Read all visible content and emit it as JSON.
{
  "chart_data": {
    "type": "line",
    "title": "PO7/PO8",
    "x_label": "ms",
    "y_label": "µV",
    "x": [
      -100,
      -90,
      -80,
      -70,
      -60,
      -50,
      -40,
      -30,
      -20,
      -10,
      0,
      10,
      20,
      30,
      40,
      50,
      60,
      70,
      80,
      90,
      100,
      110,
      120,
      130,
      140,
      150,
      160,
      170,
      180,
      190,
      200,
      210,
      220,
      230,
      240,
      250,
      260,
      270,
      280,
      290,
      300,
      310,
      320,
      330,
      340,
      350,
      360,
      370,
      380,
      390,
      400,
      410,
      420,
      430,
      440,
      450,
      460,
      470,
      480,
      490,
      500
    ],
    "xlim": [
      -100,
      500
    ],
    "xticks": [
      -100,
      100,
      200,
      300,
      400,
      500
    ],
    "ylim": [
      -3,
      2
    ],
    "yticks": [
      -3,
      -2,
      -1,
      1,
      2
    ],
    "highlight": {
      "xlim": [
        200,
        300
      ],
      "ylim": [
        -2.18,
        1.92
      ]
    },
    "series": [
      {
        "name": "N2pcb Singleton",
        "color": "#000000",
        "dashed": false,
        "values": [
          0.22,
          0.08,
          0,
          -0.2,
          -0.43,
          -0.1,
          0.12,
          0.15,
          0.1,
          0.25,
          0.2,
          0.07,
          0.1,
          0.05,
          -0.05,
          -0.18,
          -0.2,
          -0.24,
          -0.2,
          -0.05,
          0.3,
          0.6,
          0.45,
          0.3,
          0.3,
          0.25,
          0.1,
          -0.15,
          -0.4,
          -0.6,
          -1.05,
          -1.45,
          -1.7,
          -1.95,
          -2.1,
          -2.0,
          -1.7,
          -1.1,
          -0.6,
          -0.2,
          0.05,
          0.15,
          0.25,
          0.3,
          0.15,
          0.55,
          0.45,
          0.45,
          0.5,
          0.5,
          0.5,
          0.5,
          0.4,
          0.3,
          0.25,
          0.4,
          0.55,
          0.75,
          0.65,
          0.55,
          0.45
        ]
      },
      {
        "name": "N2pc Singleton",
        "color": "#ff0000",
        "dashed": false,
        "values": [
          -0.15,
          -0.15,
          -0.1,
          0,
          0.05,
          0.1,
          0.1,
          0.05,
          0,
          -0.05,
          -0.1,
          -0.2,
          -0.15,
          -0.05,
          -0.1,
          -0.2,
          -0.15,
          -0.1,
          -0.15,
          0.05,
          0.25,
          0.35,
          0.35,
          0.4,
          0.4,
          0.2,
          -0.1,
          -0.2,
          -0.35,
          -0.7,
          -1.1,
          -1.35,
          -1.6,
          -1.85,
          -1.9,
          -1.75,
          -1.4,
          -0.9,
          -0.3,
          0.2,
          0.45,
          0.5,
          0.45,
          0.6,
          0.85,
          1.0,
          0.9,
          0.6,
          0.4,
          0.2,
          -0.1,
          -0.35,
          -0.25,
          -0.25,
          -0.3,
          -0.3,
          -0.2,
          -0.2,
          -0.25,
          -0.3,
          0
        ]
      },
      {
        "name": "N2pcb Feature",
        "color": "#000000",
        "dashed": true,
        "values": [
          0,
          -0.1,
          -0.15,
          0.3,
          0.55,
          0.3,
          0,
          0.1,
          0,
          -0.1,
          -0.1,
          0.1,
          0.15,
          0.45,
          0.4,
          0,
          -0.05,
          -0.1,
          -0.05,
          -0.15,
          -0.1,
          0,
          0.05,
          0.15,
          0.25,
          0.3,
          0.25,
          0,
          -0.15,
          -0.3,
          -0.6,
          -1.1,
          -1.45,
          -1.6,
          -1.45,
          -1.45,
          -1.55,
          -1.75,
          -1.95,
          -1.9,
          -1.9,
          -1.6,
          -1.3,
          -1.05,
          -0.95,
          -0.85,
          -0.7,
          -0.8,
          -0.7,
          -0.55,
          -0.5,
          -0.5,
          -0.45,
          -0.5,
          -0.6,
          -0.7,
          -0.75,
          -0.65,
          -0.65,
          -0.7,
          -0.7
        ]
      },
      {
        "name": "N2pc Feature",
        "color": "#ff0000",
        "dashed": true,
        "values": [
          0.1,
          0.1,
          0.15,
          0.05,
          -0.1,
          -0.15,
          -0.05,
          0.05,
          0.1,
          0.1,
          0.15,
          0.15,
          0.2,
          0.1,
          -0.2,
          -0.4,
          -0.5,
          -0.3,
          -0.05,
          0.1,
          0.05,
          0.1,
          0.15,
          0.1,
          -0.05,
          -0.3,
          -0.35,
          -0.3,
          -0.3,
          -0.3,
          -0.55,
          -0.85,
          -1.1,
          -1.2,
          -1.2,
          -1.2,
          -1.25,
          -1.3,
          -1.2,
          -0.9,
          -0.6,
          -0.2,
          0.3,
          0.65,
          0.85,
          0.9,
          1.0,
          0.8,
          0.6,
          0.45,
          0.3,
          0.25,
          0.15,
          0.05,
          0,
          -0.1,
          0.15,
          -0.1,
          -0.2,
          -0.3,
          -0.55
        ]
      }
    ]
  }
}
_ _ _ _ _ _ _
- What the task asks -
Give back all the data exactly as written.

- Task output -
Read all visible content and emit it as JSON.
{
  "chart_data": {
    "type": "line",
    "title": "PO7/PO8",
    "x_label": "ms",
    "y_label": "µV",
    "x": [
      -100,
      -90,
      -80,
      -70,
      -60,
      -50,
      -40,
      -30,
      -20,
      -10,
      0,
      10,
      20,
      30,
      40,
      50,
      60,
      70,
      80,
      90,
      100,
      110,
      120,
      130,
      140,
      150,
      160,
      170,
      180,
      190,
      200,
      210,
      220,
      230,
      240,
      250,
      260,
      270,
      280,
      290,
      300,
      310,
      320,
      330,
      340,
      350,
      360,
      370,
      380,
      390,
      400,
      410,
      420,
      430,
      440,
      450,
      460,
      470,
      480,
      490,
      500
    ],
    "xlim": [
      -100,
      500
    ],
    "xticks": [
      -100,
      100,
      200,
      300,
      400,
      500
    ],
    "ylim": [
      -3,
      2
    ],
    "yticks": [
      -3,
      -2,
      -1,
      1,
      2
    ],
    "highlight": {
      "xlim": [
        200,
        300
      ],
      "ylim": [
        -2.18,
        1.92
      ]
    },
    "series": [
      {
        "name": "N2pcb Singleton",
        "color": "#000000",
        "dashed": false,
        "values": [
          0.22,
          0.08,
          0,
          -0.2,
          -0.43,
          -0.1,
          0.12,
          0.15,
          0.1,
          0.25,
          0.2,
          0.07,
          0.1,
          0.05,
          -0.05,
          -0.18,
          -0.2,
          -0.24,
          -0.2,
          -0.05,
          0.3,
          0.6,
          0.45,
          0.3,
          0.3,
          0.25,
          0.1,
          -0.15,
          -0.4,
          -0.6,
          -1.05,
          -1.45,
          -1.7,
          -1.95,
          -2.1,
          -2.0,
          -1.7,
          -1.1,
          -0.6,
          -0.2,
          0.05,
          0.15,
          0.25,
          0.3,
          0.15,
          0.55,
          0.45,
          0.45,
          0.5,
          0.5,
          0.5,
          0.5,
          0.4,
          0.3,
          0.25,
          0.4,
          0.55,
          0.75,
          0.65,
          0.55,
          0.45
        ]
      },
      {
        "name": "N2pc Singleton",
        "color": "#ff0000",
        "dashed": false,
        "values": [
          -0.15,
          -0.15,
          -0.1,
          0,
          0.05,
          0.1,
          0.1,
          0.05,
          0,
          -0.05,
          -0.1,
          -0.2,
          -0.15,
          -0.05,
          -0.1,
          -0.2,
          -0.15,
          -0.1,
          -0.15,
          0.05,
          0.25,
          0.35,
          0.35,
          0.4,
          0.4,
          0.2,
          -0.1,
          -0.2,
          -0.35,
          -0.7,
          -1.1,
          -1.35,
          -1.6,
          -1.85,
          -1.9,
          -1.75,
          -1.4,
          -0.9,
          -0.3,
          0.2,
          0.45,
          0.5,
          0.45,
          0.6,
          0.85,
          1.0,
          0.9,
          0.6,
          0.4,
          0.2,
          -0.1,
          -0.35,
          -0.25,
          -0.25,
          -0.3,
          -0.3,
          -0.2,
          -0.2,
          -0.25,
          -0.3,
          0
        ]
      },
      {
        "name": "N2pcb Feature",
        "color": "#000000",
        "dashed": true,
        "values": [
          0,
          -0.1,
          -0.15,
          0.3,
          0.55,
          0.3,
          0,
          0.1,
          0,
          -0.1,
          -0.1,
          0.1,
          0.15,
          0.45,
          0.4,
          0,
          -0.05,
          -0.1,
          -0.05,
          -0.15,
          -0.1,
          0,
          0.05,
          0.15,
          0.25,
          0.3,
          0.25,
          0,
          -0.15,
          -0.3,
          -0.6,
          -1.1,
          -1.45,
          -1.6,
          -1.45,
          -1.45,
          -1.55,
          -1.75,
          -1.95,
          -1.9,
          -1.9,
          -1.6,
          -1.3,
          -1.05,
          -0.95,
          -0.85,
          -0.7,
          -0.8,
          -0.7,
          -0.55,
          -0.5,
          -0.5,
          -0.45,
          -0.5,
          -0.6,
          -0.7,
          -0.75,
          -0.65,
          -0.65,
          -0.7,
          -0.7
        ]
      },
      {
        "name": "N2pc Feature",
        "color": "#ff0000",
        "dashed": true,
        "values": [
          0.1,
          0.1,
          0.15,
          0.05,
          -0.1,
          -0.15,
          -0.05,
          0.05,
          0.1,
          0.1,
          0.15,
          0.15,
          0.2,
          0.1,
          -0.2,
          -0.4,
          -0.5,
          -0.3,
          -0.05,
          0.1,
          0.05,
          0.1,
          0.15,
          0.1,
          -0.05,
          -0.3,
          -0.35,
          -0.3,
          -0.3,
          -0.3,
          -0.55,
          -0.85,
          -1.1,
          -1.2,
          -1.2,
          -1.2,
          -1.25,
          -1.3,
          -1.2,
          -0.9,
          -0.6,
          -0.2,
          0.3,
          0.65,
          0.85,
          0.9,
          1.0,
          0.8,
          0.6,
          0.45,
          0.3,
          0.25,
          0.15,
          0.05,
          0,
          -0.1,
          0.15,
          -0.1,
          -0.2,
          -0.3,
          -0.55
        ]
      }
    ]
  }
}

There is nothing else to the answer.